**Problem details**: Reproduce the composer biography word for word, everything from "Swedish kacapi musician, music" down to and including "transparency of tone.".

**Extract**:
Swedish kacapi musician, music theorist, and composer, born 1990.

His* music is characterized by simple moments of harmonic sounds appearing and disappearing in a dynamic correspondence with emptiness. Tuning harmony in Just Intonation, a characteristic feature of all their music, and often letting tones emerge from silence through noise, draws attention to music’s simple raw materials — the aperture of sound and transparency of tone.

Svensson's music have been performed by soloists and groups such as Contemporaneous, ensemble mise-en, Quatuor Bozzini, andPlay, Mats Persson & Kristine Scholz, Musica Vitae, Miyama McQueen-Tokita, the Swedish Wind Ensemble, N/A ensemble, Arcus Collective, Bennardo/Larson duo, Norbotten NEO, and the Hong Kong New Music Ensemble at festivals such as Bang on a Can Summer Music Festival (US, 2015), Kalv (SE, 2015), Nordic Music Days (FO, 2021), KROCH fest (SE, 2018), Svensk Musikvår (SE, 2019), Sound of Stockholm (SE, 2016), Ung Nordisk Musik (IS, 2017 and SE, 2019), University of Toledo's Festival of New Music (US, 2018), and o/modernt (SE, 2013). In October 2017, a portrait concert with Svensson's music titled \“pale air (oscillating)\” was given at Scandinavia House in New York City.

**Recorded information**:

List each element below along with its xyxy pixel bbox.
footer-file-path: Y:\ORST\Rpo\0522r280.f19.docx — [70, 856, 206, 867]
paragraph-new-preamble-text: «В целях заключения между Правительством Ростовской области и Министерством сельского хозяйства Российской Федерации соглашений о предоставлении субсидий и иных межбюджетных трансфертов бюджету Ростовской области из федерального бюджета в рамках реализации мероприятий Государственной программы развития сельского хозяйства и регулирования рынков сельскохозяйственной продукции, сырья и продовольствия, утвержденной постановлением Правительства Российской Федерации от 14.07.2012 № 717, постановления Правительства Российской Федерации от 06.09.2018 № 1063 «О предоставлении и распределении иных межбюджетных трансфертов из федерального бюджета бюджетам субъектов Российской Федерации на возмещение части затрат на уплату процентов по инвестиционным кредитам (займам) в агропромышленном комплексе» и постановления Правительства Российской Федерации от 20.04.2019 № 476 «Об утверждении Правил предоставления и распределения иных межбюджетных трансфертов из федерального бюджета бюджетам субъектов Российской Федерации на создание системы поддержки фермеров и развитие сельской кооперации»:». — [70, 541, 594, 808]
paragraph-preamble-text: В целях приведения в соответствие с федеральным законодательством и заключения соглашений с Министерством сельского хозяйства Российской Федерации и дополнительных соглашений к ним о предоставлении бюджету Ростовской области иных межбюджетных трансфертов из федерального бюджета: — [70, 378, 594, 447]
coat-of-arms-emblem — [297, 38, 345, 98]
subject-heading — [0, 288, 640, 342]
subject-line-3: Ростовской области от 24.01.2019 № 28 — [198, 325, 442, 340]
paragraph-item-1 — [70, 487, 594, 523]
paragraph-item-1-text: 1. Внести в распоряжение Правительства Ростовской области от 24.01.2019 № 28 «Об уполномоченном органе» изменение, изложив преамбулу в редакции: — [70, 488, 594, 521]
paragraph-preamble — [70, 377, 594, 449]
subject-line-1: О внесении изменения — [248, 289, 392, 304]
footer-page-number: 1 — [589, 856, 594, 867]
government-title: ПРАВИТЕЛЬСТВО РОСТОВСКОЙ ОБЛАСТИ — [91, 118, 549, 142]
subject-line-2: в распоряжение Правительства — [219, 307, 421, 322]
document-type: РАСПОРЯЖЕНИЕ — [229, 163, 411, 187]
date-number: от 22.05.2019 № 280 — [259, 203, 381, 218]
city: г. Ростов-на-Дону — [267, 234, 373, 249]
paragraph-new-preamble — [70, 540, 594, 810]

**The solution**:
Swedish kacapi musician, music theorist, and composer, born 1990.

His* music is characterized by simple moments of harmonic sounds appearing and disappearing in a dynamic correspondence with emptiness. Tuning harmony in Just Intonation, a characteristic feature of all their music, and often letting tones emerge from silence through noise, draws attention to music’s simple raw materials — the aperture of sound and transparency of tone.